REQUESTS:
A – According to the letter on rising crime in the North East, by what percentage did crime rise in Durham?
B – Reproduce the listing verbatim, starting at its first line and stopping after the line that contains "272, 132, 433]". Include both of those lines, and output nothing else.
[BEGIN QUOTED PASSAGE]
LETTERS

Crime is on the rise all across the North East

Dear Editor,

It was very concerning to read new statistics revealed on Thursday (20/10/16) showing that crime is on the rise all across the North East. Crime rose 35% in Northumbria, 19% in Durham and 11% Cleveland. Northumbria had the highest crime increase in England and Wales.  At the same time, the Conservative government is continuing to make cuts to police funding. What message does that send to criminals? Is there any wonder that crime is on the rise when our government clearly doesn’t see the fight against crime as a priority.

People deserve to feel safe in their homes and on our public streets.  It may be a cliché, but it’s only a cliché because it’s true and ignored by our government: is time to get tough on crime.

The government must give our police forces the resources that they need to protect their local communities, ensure good governance and that resources are focused on front-line policing not pen-pushing. That means fewer police press officers and more patrols on the streets.

We must also ensure that when criminals are found guilty they receive suitable prison sentences – sadly all too often (and much to the dismay of their victims) criminals walk away from court with little more than a slap on the wrist.

The North East already suffers from high unemployment and a lack of government investment. The last thing local people need is rising crime.
[END QUOTED PASSAGE]
[BEGIN PROVIDED RECORDS]
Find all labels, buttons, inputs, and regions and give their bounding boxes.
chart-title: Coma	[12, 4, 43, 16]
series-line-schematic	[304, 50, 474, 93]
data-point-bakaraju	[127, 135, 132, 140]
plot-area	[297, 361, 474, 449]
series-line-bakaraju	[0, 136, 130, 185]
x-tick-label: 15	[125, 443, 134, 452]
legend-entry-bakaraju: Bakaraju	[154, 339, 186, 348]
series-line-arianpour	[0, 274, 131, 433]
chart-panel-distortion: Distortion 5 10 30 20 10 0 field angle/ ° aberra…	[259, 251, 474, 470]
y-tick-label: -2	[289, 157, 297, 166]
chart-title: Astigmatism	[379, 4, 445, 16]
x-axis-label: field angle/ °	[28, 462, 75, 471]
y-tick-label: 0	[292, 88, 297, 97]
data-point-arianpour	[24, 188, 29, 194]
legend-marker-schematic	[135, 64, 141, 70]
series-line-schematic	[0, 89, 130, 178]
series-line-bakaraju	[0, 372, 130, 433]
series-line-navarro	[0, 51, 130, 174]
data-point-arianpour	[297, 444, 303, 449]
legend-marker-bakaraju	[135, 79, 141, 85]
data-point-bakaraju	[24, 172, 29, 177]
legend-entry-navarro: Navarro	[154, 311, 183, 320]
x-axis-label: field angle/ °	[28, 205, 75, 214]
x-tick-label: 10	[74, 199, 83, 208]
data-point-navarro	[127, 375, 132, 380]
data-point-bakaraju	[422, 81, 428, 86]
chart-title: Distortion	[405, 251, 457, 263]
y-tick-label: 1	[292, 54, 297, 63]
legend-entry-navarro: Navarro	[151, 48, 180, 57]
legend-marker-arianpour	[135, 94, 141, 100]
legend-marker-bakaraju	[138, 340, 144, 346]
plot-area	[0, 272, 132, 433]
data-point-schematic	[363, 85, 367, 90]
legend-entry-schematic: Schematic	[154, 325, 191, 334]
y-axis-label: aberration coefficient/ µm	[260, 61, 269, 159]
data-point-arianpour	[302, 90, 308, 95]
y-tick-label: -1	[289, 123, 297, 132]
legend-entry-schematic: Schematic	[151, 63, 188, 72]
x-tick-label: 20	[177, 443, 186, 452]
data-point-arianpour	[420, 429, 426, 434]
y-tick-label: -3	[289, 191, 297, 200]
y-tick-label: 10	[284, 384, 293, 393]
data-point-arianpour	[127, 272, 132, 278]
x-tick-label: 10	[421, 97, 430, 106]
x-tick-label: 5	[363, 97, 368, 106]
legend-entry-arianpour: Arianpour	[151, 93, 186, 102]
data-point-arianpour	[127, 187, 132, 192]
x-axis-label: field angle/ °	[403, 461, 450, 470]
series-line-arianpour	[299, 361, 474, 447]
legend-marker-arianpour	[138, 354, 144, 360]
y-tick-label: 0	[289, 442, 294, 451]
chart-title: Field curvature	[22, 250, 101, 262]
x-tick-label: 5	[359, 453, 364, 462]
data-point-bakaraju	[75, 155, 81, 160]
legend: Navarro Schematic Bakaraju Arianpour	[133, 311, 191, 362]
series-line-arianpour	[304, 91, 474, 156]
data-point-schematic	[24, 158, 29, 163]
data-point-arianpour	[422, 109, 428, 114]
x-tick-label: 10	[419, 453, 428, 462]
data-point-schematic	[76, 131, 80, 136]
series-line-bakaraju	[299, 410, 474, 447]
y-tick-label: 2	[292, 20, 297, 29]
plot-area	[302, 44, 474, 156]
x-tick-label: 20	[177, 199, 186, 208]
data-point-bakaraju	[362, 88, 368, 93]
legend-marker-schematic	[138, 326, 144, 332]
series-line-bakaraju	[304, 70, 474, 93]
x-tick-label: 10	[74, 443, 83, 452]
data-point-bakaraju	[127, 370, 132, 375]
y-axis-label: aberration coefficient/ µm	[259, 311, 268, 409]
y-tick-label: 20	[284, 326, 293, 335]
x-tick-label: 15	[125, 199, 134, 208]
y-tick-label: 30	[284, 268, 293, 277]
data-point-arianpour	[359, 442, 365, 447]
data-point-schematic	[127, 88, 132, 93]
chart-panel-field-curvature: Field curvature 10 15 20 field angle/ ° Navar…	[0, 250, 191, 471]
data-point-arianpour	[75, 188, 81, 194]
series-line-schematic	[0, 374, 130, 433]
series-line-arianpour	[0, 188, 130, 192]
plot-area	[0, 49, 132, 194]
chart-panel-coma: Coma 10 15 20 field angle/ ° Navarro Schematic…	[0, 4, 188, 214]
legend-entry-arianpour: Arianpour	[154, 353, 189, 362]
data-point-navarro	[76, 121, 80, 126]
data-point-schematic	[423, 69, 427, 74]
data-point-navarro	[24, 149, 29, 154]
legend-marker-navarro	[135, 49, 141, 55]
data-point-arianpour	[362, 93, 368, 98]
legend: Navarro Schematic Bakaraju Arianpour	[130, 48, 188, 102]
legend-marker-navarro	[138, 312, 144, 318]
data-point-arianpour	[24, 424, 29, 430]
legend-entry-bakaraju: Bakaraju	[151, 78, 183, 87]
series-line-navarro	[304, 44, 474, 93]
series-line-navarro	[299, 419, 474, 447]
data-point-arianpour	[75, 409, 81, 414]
[END PROVIDED RECORDS]
ANSWERS PROVIDED:
A – 19%

B –
Find all labels, buttons, inputs, and regions and give their bounding boxes.
chart-title: Coma	[12, 4, 43, 16]
series-line-schematic	[304, 50, 474, 93]
data-point-bakaraju	[127, 135, 132, 140]
plot-area	[297, 361, 474, 449]
series-line-bakaraju	[0, 136, 130, 185]
x-tick-label: 15	[125, 443, 134, 452]
legend-entry-bakaraju: Bakaraju	[154, 339, 186, 348]
series-line-arianpour	[0, 274, 131, 433]
chart-panel-distortion: Distortion 5 10 30 20 10 0 field angle/ ° aberra…	[259, 251, 474, 470]
y-tick-label: -2	[289, 157, 297, 166]
chart-title: Astigmatism	[379, 4, 445, 16]
x-axis-label: field angle/ °	[28, 462, 75, 471]
y-tick-label: 0	[292, 88, 297, 97]
data-point-arianpour	[24, 188, 29, 194]
legend-marker-schematic	[135, 64, 141, 70]
series-line-schematic	[0, 89, 130, 178]
series-line-bakaraju	[0, 372, 130, 433]
series-line-navarro	[0, 51, 130, 174]
data-point-arianpour	[297, 444, 303, 449]
legend-marker-bakaraju	[135, 79, 141, 85]
data-point-bakaraju	[24, 172, 29, 177]
legend-entry-navarro: Navarro	[154, 311, 183, 320]
x-axis-label: field angle/ °	[28, 205, 75, 214]
x-tick-label: 10	[74, 199, 83, 208]
data-point-navarro	[127, 375, 132, 380]
data-point-bakaraju	[422, 81, 428, 86]
chart-title: Distortion	[405, 251, 457, 263]
y-tick-label: 1	[292, 54, 297, 63]
legend-entry-navarro: Navarro	[151, 48, 180, 57]
legend-marker-arianpour	[135, 94, 141, 100]
legend-marker-bakaraju	[138, 340, 144, 346]
plot-area	[0, 272, 132, 433]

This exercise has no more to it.